» REQUEST
Copy out all lines that carry the word "Automated".

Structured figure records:
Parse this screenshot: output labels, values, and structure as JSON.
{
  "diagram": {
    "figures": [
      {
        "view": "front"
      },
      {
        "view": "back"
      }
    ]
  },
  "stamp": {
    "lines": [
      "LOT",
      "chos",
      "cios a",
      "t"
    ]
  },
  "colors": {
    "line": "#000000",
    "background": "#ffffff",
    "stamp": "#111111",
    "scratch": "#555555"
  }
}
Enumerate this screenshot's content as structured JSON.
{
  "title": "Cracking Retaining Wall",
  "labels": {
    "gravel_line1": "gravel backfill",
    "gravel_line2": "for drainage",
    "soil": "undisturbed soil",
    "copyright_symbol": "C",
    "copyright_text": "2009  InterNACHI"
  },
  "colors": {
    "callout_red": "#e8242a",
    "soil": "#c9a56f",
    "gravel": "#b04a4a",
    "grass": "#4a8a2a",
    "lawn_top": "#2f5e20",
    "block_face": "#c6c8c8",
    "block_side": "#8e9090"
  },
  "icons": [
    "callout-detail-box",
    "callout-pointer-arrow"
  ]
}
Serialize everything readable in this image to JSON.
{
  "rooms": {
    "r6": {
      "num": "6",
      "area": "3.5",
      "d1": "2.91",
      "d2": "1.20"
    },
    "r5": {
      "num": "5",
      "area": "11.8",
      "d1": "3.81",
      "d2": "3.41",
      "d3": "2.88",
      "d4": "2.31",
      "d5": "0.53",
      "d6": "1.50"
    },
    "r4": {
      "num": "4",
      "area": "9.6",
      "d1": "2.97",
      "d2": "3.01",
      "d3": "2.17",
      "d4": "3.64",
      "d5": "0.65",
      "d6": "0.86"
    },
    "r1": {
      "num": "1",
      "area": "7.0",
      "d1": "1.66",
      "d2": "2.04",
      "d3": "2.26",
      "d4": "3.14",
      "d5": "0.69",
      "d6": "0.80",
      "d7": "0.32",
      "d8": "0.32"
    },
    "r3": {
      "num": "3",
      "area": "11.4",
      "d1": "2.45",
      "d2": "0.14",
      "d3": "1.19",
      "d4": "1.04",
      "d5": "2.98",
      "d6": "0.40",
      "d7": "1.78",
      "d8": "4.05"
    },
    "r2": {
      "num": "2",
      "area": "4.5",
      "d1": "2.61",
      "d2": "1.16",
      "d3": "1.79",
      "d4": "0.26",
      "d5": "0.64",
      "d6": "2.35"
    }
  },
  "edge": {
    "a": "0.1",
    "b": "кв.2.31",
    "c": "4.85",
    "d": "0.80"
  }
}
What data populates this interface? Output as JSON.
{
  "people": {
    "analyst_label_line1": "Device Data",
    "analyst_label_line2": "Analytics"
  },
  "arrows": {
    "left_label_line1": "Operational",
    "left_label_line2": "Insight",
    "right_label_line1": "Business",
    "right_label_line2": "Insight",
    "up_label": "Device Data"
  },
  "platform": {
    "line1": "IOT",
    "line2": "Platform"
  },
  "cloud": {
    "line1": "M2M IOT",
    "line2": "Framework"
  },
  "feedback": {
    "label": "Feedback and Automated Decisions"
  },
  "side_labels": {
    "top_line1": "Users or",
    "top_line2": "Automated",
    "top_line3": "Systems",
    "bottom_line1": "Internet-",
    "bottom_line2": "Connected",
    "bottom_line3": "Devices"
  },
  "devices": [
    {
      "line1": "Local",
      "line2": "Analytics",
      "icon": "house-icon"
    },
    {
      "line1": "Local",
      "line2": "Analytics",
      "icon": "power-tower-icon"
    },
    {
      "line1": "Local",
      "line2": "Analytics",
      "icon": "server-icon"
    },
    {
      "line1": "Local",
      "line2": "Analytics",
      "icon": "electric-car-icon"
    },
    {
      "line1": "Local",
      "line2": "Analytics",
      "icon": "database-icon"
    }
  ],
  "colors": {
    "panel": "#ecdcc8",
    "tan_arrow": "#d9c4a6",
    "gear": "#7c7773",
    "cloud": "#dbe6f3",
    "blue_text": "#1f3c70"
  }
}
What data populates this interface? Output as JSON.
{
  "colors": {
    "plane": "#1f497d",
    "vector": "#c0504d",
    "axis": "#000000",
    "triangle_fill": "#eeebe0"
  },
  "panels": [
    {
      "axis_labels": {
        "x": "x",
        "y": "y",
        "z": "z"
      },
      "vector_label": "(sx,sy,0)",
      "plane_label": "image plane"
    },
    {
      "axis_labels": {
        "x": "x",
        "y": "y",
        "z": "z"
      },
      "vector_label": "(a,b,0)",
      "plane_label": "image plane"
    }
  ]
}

» RESPONSE BELOW
    "label": "Feedback and Automated Decisions"
    "top_line2": "Automated",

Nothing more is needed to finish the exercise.